[Data records for software interfaces]
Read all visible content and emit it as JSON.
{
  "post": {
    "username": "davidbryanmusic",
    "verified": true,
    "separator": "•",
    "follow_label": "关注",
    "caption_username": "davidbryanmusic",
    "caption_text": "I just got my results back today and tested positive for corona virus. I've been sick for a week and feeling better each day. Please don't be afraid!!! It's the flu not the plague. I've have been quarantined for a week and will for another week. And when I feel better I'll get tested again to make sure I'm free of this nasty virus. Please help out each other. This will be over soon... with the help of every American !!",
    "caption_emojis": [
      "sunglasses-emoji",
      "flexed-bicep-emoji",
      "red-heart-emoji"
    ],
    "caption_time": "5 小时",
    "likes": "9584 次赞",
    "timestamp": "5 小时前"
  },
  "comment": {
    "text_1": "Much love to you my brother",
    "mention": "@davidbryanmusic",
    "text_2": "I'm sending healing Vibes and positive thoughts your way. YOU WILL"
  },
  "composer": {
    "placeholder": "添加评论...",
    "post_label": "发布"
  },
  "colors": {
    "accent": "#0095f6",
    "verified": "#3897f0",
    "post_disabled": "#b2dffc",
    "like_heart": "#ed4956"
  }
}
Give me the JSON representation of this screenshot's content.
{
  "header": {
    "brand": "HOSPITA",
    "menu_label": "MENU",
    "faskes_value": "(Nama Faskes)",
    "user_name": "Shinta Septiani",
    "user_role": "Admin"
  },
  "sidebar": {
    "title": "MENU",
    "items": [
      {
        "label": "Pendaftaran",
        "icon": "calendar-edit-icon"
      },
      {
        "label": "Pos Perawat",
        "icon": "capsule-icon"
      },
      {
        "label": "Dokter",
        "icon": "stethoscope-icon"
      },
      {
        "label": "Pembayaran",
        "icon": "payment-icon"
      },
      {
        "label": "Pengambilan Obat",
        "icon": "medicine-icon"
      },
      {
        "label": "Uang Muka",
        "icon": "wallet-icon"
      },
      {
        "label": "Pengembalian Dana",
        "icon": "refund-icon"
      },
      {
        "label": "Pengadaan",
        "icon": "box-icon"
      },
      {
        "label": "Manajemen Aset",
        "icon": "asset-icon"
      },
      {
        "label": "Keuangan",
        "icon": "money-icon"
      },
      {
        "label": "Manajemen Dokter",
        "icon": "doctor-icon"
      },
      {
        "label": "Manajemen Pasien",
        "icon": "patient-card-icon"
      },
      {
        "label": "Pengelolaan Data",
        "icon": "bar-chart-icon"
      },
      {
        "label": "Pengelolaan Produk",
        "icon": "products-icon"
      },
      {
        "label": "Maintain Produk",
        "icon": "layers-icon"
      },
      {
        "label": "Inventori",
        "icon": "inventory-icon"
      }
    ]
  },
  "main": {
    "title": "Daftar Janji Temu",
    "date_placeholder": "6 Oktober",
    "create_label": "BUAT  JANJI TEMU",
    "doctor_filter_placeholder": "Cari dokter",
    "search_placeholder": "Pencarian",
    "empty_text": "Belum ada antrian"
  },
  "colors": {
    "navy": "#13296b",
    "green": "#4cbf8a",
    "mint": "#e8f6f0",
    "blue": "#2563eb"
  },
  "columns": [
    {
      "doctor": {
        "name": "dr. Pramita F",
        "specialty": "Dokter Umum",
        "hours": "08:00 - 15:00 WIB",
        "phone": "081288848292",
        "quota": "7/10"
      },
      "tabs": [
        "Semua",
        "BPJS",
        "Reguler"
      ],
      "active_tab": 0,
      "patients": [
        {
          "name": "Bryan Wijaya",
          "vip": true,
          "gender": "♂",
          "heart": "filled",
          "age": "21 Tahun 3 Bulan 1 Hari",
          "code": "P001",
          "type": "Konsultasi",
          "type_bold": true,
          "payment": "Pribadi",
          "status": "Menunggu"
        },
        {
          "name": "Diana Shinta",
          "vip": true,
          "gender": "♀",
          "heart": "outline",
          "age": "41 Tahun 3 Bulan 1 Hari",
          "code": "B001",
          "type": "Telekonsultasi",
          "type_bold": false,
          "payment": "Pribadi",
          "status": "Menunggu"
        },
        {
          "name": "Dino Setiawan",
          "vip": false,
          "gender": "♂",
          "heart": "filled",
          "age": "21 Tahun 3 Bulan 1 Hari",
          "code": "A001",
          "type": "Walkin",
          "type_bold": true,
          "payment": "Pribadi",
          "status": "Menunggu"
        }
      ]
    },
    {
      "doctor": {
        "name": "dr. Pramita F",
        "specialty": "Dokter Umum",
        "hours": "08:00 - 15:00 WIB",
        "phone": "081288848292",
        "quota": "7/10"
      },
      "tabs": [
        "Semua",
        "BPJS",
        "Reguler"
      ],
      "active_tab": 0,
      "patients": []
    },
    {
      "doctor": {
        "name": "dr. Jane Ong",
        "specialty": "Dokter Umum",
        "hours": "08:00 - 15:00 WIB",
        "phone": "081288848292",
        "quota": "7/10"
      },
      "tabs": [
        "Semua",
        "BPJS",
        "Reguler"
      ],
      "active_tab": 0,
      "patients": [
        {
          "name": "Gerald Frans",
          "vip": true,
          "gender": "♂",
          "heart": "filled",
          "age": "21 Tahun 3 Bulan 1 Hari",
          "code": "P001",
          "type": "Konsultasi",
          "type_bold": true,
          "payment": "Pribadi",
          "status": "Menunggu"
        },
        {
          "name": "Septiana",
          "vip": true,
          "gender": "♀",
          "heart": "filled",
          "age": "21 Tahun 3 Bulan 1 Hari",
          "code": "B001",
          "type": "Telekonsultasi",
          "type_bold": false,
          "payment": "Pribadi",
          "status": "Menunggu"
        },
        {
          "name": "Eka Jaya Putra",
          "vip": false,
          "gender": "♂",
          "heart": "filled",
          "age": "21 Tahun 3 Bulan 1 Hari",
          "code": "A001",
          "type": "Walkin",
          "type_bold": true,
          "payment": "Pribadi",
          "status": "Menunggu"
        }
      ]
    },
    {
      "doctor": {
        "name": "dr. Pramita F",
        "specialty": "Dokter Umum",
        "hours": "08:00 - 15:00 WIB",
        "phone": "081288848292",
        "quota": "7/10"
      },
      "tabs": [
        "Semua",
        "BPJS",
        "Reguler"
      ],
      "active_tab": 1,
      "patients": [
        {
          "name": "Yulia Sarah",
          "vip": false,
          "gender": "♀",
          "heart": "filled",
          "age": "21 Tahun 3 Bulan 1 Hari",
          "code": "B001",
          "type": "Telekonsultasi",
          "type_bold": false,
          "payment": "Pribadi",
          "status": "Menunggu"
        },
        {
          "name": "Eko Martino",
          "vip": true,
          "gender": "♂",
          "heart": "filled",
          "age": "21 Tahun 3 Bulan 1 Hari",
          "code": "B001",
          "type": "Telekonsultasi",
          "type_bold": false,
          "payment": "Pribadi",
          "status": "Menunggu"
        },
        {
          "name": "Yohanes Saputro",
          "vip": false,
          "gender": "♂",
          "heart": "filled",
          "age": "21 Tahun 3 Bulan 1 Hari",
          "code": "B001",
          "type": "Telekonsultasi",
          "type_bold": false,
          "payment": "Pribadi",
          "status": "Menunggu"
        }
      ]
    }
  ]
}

* _Exercise requirements_
Above are some records; extract every one of them exactly.

* _Task output_
Read all visible content and emit it as JSON.
{
  "post": {
    "username": "davidbryanmusic",
    "verified": true,
    "separator": "•",
    "follow_label": "关注",
    "caption_username": "davidbryanmusic",
    "caption_text": "I just got my results back today and tested positive for corona virus. I've been sick for a week and feeling better each day. Please don't be afraid!!! It's the flu not the plague. I've have been quarantined for a week and will for another week. And when I feel better I'll get tested again to make sure I'm free of this nasty virus. Please help out each other. This will be over soon... with the help of every American !!",
    "caption_emojis": [
      "sunglasses-emoji",
      "flexed-bicep-emoji",
      "red-heart-emoji"
    ],
    "caption_time": "5 小时",
    "likes": "9584 次赞",
    "timestamp": "5 小时前"
  },
  "comment": {
    "text_1": "Much love to you my brother",
    "mention": "@davidbryanmusic",
    "text_2": "I'm sending healing Vibes and positive thoughts your way. YOU WILL"
  },
  "composer": {
    "placeholder": "添加评论...",
    "post_label": "发布"
  },
  "colors": {
    "accent": "#0095f6",
    "verified": "#3897f0",
    "post_disabled": "#b2dffc",
    "like_heart": "#ed4956"
  }
}
Give me the JSON representation of this screenshot's content.
{
  "header": {
    "brand": "HOSPITA",
    "menu_label": "MENU",
    "faskes_value": "(Nama Faskes)",
    "user_name": "Shinta Septiani",
    "user_role": "Admin"
  },
  "sidebar": {
    "title": "MENU",
    "items": [
      {
        "label": "Pendaftaran",
        "icon": "calendar-edit-icon"
      },
      {
        "label": "Pos Perawat",
        "icon": "capsule-icon"
      },
      {
        "label": "Dokter",
        "icon": "stethoscope-icon"
      },
      {
        "label": "Pembayaran",
        "icon": "payment-icon"
      },
      {
        "label": "Pengambilan Obat",
        "icon": "medicine-icon"
      },
      {
        "label": "Uang Muka",
        "icon": "wallet-icon"
      },
      {
        "label": "Pengembalian Dana",
        "icon": "refund-icon"
      },
      {
        "label": "Pengadaan",
        "icon": "box-icon"
      },
      {
        "label": "Manajemen Aset",
        "icon": "asset-icon"
      },
      {
        "label": "Keuangan",
        "icon": "money-icon"
      },
      {
        "label": "Manajemen Dokter",
        "icon": "doctor-icon"
      },
      {
        "label": "Manajemen Pasien",
        "icon": "patient-card-icon"
      },
      {
        "label": "Pengelolaan Data",
        "icon": "bar-chart-icon"
      },
      {
        "label": "Pengelolaan Produk",
        "icon": "products-icon"
      },
      {
        "label": "Maintain Produk",
        "icon": "layers-icon"
      },
      {
        "label": "Inventori",
        "icon": "inventory-icon"
      }
    ]
  },
  "main": {
    "title": "Daftar Janji Temu",
    "date_placeholder": "6 Oktober",
    "create_label": "BUAT  JANJI TEMU",
    "doctor_filter_placeholder": "Cari dokter",
    "search_placeholder": "Pencarian",
    "empty_text": "Belum ada antrian"
  },
  "colors": {
    "navy": "#13296b",
    "green": "#4cbf8a",
    "mint": "#e8f6f0",
    "blue": "#2563eb"
  },
  "columns": [
    {
      "doctor": {
        "name": "dr. Pramita F",
        "specialty": "Dokter Umum",
        "hours": "08:00 - 15:00 WIB",
        "phone": "081288848292",
        "quota": "7/10"
      },
      "tabs": [
        "Semua",
        "BPJS",
        "Reguler"
      ],
      "active_tab": 0,
      "patients": [
        {
          "name": "Bryan Wijaya",
          "vip": true,
          "gender": "♂",
          "heart": "filled",
          "age": "21 Tahun 3 Bulan 1 Hari",
          "code": "P001",
          "type": "Konsultasi",
          "type_bold": true,
          "payment": "Pribadi",
          "status": "Menunggu"
        },
        {
          "name": "Diana Shinta",
          "vip": true,
          "gender": "♀",
          "heart": "outline",
          "age": "41 Tahun 3 Bulan 1 Hari",
          "code": "B001",
          "type": "Telekonsultasi",
          "type_bold": false,
          "payment": "Pribadi",
          "status": "Menunggu"
        },
        {
          "name": "Dino Setiawan",
          "vip": false,
          "gender": "♂",
          "heart": "filled",
          "age": "21 Tahun 3 Bulan 1 Hari",
          "code": "A001",
          "type": "Walkin",
          "type_bold": true,
          "payment": "Pribadi",
          "status": "Menunggu"
        }
      ]
    },
    {
      "doctor": {
        "name": "dr. Pramita F",
        "specialty": "Dokter Umum",
        "hours": "08:00 - 15:00 WIB",
        "phone": "081288848292",
        "quota": "7/10"
      },
      "tabs": [
        "Semua",
        "BPJS",
        "Reguler"
      ],
      "active_tab": 0,
      "patients": []
    },
    {
      "doctor": {
        "name": "dr. Jane Ong",
        "specialty": "Dokter Umum",
        "hours": "08:00 - 15:00 WIB",
        "phone": "081288848292",
        "quota": "7/10"
      },
      "tabs": [
        "Semua",
        "BPJS",
        "Reguler"
      ],
      "active_tab": 0,
      "patients": [
        {
          "name": "Gerald Frans",
          "vip": true,
          "gender": "♂",
          "heart": "filled",
          "age": "21 Tahun 3 Bulan 1 Hari",
          "code": "P001",
          "type": "Konsultasi",
          "type_bold": true,
          "payment": "Pribadi",
          "status": "Menunggu"
        },
        {
          "name": "Septiana",
          "vip": true,
          "gender": "♀",
          "heart": "filled",
          "age": "21 Tahun 3 Bulan 1 Hari",
          "code": "B001",
          "type": "Telekonsultasi",
          "type_bold": false,
          "payment": "Pribadi",
          "status": "Menunggu"
        },
        {
          "name": "Eka Jaya Putra",
          "vip": false,
          "gender": "♂",
          "heart": "filled",
          "age": "21 Tahun 3 Bulan 1 Hari",
          "code": "A001",
          "type": "Walkin",
          "type_bold": true,
          "payment": "Pribadi",
          "status": "Menunggu"
        }
      ]
    },
    {
      "doctor": {
        "name": "dr. Pramita F",
        "specialty": "Dokter Umum",
        "hours": "08:00 - 15:00 WIB",
        "phone": "081288848292",
        "quota": "7/10"
      },
      "tabs": [
        "Semua",
        "BPJS",
        "Reguler"
      ],
      "active_tab": 1,
      "patients": [
        {
          "name": "Yulia Sarah",
          "vip": false,
          "gender": "♀",
          "heart": "filled",
          "age": "21 Tahun 3 Bulan 1 Hari",
          "code": "B001",
          "type": "Telekonsultasi",
          "type_bold": false,
          "payment": "Pribadi",
          "status": "Menunggu"
        },
        {
          "name": "Eko Martino",
          "vip": true,
          "gender": "♂",
          "heart": "filled",
          "age": "21 Tahun 3 Bulan 1 Hari",
          "code": "B001",
          "type": "Telekonsultasi",
          "type_bold": false,
          "payment": "Pribadi",
          "status": "Menunggu"
        },
        {
          "name": "Yohanes Saputro",
          "vip": false,
          "gender": "♂",
          "heart": "filled",
          "age": "21 Tahun 3 Bulan 1 Hari",
          "code": "B001",
          "type": "Telekonsultasi",
          "type_bold": false,
          "payment": "Pribadi",
          "status": "Menunggu"
        }
      ]
    }
  ]
}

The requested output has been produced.